Write out all of the data exactly as it appears.

>> begin THE RECORDS

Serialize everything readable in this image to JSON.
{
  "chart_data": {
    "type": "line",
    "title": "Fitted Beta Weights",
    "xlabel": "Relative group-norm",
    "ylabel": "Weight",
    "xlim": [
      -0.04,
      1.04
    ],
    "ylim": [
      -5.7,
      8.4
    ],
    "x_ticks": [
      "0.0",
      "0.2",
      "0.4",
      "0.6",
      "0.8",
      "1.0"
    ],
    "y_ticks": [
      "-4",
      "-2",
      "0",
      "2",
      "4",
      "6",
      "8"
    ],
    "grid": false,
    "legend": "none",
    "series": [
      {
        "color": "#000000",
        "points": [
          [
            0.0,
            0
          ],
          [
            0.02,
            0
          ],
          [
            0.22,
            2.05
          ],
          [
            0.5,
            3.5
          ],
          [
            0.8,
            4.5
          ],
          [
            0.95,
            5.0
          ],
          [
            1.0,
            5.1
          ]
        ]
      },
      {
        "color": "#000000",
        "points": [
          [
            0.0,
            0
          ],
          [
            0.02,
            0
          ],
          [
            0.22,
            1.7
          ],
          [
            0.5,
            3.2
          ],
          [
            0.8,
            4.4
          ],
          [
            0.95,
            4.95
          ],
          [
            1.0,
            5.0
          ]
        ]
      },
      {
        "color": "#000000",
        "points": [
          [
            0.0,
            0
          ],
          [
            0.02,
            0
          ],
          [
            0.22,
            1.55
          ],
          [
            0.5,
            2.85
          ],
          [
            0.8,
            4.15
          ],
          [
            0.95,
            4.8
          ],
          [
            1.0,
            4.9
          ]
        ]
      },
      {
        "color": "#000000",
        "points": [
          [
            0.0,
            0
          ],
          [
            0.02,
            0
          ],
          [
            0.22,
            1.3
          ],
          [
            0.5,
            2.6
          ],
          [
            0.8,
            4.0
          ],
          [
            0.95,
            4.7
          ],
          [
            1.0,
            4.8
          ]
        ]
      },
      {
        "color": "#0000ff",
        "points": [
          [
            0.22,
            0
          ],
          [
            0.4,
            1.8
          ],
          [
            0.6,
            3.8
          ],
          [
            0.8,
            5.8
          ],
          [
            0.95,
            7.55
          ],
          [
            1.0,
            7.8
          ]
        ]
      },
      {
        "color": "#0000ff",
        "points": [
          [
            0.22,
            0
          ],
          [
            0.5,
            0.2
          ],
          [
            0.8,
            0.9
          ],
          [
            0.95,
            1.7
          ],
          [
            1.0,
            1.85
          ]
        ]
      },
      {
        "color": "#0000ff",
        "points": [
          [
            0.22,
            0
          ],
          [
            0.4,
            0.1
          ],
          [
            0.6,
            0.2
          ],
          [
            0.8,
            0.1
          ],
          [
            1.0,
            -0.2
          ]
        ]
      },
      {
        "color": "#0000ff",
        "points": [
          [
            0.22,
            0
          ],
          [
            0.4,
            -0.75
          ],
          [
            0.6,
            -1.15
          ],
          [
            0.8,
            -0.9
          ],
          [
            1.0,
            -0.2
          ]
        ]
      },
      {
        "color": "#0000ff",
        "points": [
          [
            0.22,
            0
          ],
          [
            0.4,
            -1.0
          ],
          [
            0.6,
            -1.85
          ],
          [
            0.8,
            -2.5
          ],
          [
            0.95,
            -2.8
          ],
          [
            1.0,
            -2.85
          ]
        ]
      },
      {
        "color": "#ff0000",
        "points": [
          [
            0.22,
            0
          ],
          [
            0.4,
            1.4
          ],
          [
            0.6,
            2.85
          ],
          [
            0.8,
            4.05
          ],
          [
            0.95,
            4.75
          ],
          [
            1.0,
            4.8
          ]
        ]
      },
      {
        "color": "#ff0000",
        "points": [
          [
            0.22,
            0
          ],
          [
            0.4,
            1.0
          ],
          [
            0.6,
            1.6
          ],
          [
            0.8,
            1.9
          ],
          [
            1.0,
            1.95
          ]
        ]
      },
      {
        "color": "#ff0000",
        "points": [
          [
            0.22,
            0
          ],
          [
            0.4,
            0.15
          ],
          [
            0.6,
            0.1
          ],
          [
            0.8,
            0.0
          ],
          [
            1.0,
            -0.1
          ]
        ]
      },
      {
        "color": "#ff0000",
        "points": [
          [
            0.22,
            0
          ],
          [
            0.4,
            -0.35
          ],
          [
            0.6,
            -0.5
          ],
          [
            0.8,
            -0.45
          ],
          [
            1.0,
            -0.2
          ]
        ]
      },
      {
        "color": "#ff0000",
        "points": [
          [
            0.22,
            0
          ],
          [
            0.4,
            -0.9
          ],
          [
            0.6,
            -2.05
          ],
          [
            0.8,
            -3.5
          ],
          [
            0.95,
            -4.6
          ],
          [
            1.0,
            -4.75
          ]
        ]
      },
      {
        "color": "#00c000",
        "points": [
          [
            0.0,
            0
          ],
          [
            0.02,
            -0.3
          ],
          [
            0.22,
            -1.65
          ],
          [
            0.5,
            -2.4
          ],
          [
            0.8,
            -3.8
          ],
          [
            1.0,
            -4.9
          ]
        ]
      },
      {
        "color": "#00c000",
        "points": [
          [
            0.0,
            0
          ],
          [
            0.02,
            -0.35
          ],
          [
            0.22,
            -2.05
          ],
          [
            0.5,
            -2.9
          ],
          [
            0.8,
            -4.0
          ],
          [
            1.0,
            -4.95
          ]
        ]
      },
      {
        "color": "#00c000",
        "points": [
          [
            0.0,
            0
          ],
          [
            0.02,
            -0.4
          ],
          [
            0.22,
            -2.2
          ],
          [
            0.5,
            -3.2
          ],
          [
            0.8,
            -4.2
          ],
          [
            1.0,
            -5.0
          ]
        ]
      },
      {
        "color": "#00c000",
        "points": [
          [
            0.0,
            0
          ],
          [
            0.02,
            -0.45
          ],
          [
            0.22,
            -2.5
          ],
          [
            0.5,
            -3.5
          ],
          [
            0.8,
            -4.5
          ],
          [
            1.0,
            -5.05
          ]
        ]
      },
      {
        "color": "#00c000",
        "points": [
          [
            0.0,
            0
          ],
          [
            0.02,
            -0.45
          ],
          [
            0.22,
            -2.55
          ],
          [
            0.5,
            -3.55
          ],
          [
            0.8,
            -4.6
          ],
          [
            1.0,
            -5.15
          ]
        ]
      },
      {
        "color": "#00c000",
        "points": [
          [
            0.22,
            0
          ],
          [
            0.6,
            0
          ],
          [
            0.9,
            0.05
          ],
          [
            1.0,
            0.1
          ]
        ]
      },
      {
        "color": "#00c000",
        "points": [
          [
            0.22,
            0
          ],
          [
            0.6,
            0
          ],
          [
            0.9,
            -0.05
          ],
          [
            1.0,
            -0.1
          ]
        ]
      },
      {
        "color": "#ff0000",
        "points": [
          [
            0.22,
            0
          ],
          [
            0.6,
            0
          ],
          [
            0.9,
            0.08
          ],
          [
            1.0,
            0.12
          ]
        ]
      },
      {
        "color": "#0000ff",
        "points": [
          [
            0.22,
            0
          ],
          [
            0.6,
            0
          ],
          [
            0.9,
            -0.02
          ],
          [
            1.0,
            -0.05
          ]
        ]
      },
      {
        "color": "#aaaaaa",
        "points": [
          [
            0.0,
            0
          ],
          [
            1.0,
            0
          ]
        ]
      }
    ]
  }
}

>> end THE RECORDS

RESPONSE TO THIS TASK:
Serialize everything readable in this image to JSON.
{
  "chart_data": {
    "type": "line",
    "title": "Fitted Beta Weights",
    "xlabel": "Relative group-norm",
    "ylabel": "Weight",
    "xlim": [
      -0.04,
      1.04
    ],
    "ylim": [
      -5.7,
      8.4
    ],
    "x_ticks": [
      "0.0",
      "0.2",
      "0.4",
      "0.6",
      "0.8",
      "1.0"
    ],
    "y_ticks": [
      "-4",
      "-2",
      "0",
      "2",
      "4",
      "6",
      "8"
    ],
    "grid": false,
    "legend": "none",
    "series": [
      {
        "color": "#000000",
        "points": [
          [
            0.0,
            0
          ],
          [
            0.02,
            0
          ],
          [
            0.22,
            2.05
          ],
          [
            0.5,
            3.5
          ],
          [
            0.8,
            4.5
          ],
          [
            0.95,
            5.0
          ],
          [
            1.0,
            5.1
          ]
        ]
      },
      {
        "color": "#000000",
        "points": [
          [
            0.0,
            0
          ],
          [
            0.02,
            0
          ],
          [
            0.22,
            1.7
          ],
          [
            0.5,
            3.2
          ],
          [
            0.8,
            4.4
          ],
          [
            0.95,
            4.95
          ],
          [
            1.0,
            5.0
          ]
        ]
      },
      {
        "color": "#000000",
        "points": [
          [
            0.0,
            0
          ],
          [
            0.02,
            0
          ],
          [
            0.22,
            1.55
          ],
          [
            0.5,
            2.85
          ],
          [
            0.8,
            4.15
          ],
          [
            0.95,
            4.8
          ],
          [
            1.0,
            4.9
          ]
        ]
      },
      {
        "color": "#000000",
        "points": [
          [
            0.0,
            0
          ],
          [
            0.02,
            0
          ],
          [
            0.22,
            1.3
          ],
          [
            0.5,
            2.6
          ],
          [
            0.8,
            4.0
          ],
          [
            0.95,
            4.7
          ],
          [
            1.0,
            4.8
          ]
        ]
      },
      {
        "color": "#0000ff",
        "points": [
          [
            0.22,
            0
          ],
          [
            0.4,
            1.8
          ],
          [
            0.6,
            3.8
          ],
          [
            0.8,
            5.8
          ],
          [
            0.95,
            7.55
          ],
          [
            1.0,
            7.8
          ]
        ]
      },
      {
        "color": "#0000ff",
        "points": [
          [
            0.22,
            0
          ],
          [
            0.5,
            0.2
          ],
          [
            0.8,
            0.9
          ],
          [
            0.95,
            1.7
          ],
          [
            1.0,
            1.85
          ]
        ]
      },
      {
        "color": "#0000ff",
        "points": [
          [
            0.22,
            0
          ],
          [
            0.4,
            0.1
          ],
          [
            0.6,
            0.2
          ],
          [
            0.8,
            0.1
          ],
          [
            1.0,
            -0.2
          ]
        ]
      },
      {
        "color": "#0000ff",
        "points": [
          [
            0.22,
            0
          ],
          [
            0.4,
            -0.75
          ],
          [
            0.6,
            -1.15
          ],
          [
            0.8,
            -0.9
          ],
          [
            1.0,
            -0.2
          ]
        ]
      },
      {
        "color": "#0000ff",
        "points": [
          [
            0.22,
            0
          ],
          [
            0.4,
            -1.0
          ],
          [
            0.6,
            -1.85
          ],
          [
            0.8,
            -2.5
          ],
          [
            0.95,
            -2.8
          ],
          [
            1.0,
            -2.85
          ]
        ]
      },
      {
        "color": "#ff0000",
        "points": [
          [
            0.22,
            0
          ],
          [
            0.4,
            1.4
          ],
          [
            0.6,
            2.85
          ],
          [
            0.8,
            4.05
          ],
          [
            0.95,
            4.75
          ],
          [
            1.0,
            4.8
          ]
        ]
      },
      {
        "color": "#ff0000",
        "points": [
          [
            0.22,
            0
          ],
          [
            0.4,
            1.0
          ],
          [
            0.6,
            1.6
          ],
          [
            0.8,
            1.9
          ],
          [
            1.0,
            1.95
          ]
        ]
      },
      {
        "color": "#ff0000",
        "points": [
          [
            0.22,
            0
          ],
          [
            0.4,
            0.15
          ],
          [
            0.6,
            0.1
          ],
          [
            0.8,
            0.0
          ],
          [
            1.0,
            -0.1
          ]
        ]
      },
      {
        "color": "#ff0000",
        "points": [
          [
            0.22,
            0
          ],
          [
            0.4,
            -0.35
          ],
          [
            0.6,
            -0.5
          ],
          [
            0.8,
            -0.45
          ],
          [
            1.0,
            -0.2
          ]
        ]
      },
      {
        "color": "#ff0000",
        "points": [
          [
            0.22,
            0
          ],
          [
            0.4,
            -0.9
          ],
          [
            0.6,
            -2.05
          ],
          [
            0.8,
            -3.5
          ],
          [
            0.95,
            -4.6
          ],
          [
            1.0,
            -4.75
          ]
        ]
      },
      {
        "color": "#00c000",
        "points": [
          [
            0.0,
            0
          ],
          [
            0.02,
            -0.3
          ],
          [
            0.22,
            -1.65
          ],
          [
            0.5,
            -2.4
          ],
          [
            0.8,
            -3.8
          ],
          [
            1.0,
            -4.9
          ]
        ]
      },
      {
        "color": "#00c000",
        "points": [
          [
            0.0,
            0
          ],
          [
            0.02,
            -0.35
          ],
          [
            0.22,
            -2.05
          ],
          [
            0.5,
            -2.9
          ],
          [
            0.8,
            -4.0
          ],
          [
            1.0,
            -4.95
          ]
        ]
      },
      {
        "color": "#00c000",
        "points": [
          [
            0.0,
            0
          ],
          [
            0.02,
            -0.4
          ],
          [
            0.22,
            -2.2
          ],
          [
            0.5,
            -3.2
          ],
          [
            0.8,
            -4.2
          ],
          [
            1.0,
            -5.0
          ]
        ]
      },
      {
        "color": "#00c000",
        "points": [
          [
            0.0,
            0
          ],
          [
            0.02,
            -0.45
          ],
          [
            0.22,
            -2.5
          ],
          [
            0.5,
            -3.5
          ],
          [
            0.8,
            -4.5
          ],
          [
            1.0,
            -5.05
          ]
        ]
      },
      {
        "color": "#00c000",
        "points": [
          [
            0.0,
            0
          ],
          [
            0.02,
            -0.45
          ],
          [
            0.22,
            -2.55
          ],
          [
            0.5,
            -3.55
          ],
          [
            0.8,
            -4.6
          ],
          [
            1.0,
            -5.15
          ]
        ]
      },
      {
        "color": "#00c000",
        "points": [
          [
            0.22,
            0
          ],
          [
            0.6,
            0
          ],
          [
            0.9,
            0.05
          ],
          [
            1.0,
            0.1
          ]
        ]
      },
      {
        "color": "#00c000",
        "points": [
          [
            0.22,
            0
          ],
          [
            0.6,
            0
          ],
          [
            0.9,
            -0.05
          ],
          [
            1.0,
            -0.1
          ]
        ]
      },
      {
        "color": "#ff0000",
        "points": [
          [
            0.22,
            0
          ],
          [
            0.6,
            0
          ],
          [
            0.9,
            0.08
          ],
          [
            1.0,
            0.12
          ]
        ]
      },
      {
        "color": "#0000ff",
        "points": [
          [
            0.22,
            0
          ],
          [
            0.6,
            0
          ],
          [
            0.9,
            -0.02
          ],
          [
            1.0,
            -0.05
          ]
        ]
      },
      {
        "color": "#aaaaaa",
        "points": [
          [
            0.0,
            0
          ],
          [
            1.0,
            0
          ]
        ]
      }
    ]
  }
}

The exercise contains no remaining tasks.